== Supplied data ==

◇ ◇ ◇ ◇ ◇

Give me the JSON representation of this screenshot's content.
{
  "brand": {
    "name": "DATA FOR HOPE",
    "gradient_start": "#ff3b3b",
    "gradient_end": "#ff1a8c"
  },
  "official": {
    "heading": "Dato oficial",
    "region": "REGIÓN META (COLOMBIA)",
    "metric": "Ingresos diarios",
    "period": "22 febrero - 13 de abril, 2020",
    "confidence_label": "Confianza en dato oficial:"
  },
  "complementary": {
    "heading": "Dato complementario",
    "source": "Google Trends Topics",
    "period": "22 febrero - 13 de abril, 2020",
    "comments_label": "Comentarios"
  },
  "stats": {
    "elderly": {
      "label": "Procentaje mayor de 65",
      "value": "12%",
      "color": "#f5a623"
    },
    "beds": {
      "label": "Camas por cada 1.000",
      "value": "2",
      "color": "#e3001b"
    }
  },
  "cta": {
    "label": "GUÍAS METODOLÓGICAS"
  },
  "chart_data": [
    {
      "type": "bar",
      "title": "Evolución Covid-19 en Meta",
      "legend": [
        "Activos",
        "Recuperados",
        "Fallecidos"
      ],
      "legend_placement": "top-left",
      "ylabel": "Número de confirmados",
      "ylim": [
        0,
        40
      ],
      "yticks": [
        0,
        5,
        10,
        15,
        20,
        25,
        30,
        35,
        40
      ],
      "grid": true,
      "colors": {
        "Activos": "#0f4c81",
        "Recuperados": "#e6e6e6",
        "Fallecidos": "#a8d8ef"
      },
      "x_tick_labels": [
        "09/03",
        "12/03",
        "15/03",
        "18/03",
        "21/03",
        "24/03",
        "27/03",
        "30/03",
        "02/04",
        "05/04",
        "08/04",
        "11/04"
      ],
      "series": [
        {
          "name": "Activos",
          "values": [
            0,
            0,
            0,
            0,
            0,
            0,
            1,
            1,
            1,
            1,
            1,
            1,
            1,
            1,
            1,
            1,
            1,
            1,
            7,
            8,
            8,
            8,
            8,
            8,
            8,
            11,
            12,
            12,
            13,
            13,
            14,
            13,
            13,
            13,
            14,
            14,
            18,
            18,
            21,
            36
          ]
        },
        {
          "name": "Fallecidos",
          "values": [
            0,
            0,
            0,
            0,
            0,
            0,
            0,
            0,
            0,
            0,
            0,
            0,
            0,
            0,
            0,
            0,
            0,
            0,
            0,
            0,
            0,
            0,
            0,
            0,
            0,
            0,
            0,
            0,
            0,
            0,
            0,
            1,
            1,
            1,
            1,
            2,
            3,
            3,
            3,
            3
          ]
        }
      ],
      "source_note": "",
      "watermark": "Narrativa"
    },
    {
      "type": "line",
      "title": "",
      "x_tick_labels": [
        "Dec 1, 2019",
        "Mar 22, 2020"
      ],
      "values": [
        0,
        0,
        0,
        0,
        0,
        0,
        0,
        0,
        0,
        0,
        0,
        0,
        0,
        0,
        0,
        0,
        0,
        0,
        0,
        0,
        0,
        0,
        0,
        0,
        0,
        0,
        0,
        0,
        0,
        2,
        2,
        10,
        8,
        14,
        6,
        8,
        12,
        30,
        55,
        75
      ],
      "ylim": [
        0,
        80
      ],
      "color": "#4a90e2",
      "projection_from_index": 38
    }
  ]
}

◇ ◇ ◇ ◇ ◇

Filter the records above for lines containing the word "Fallecidos", and copy those lines.

== Answer ==
        "Fallecidos"
        "Fallecidos": "#a8d8ef"
          "name": "Fallecidos",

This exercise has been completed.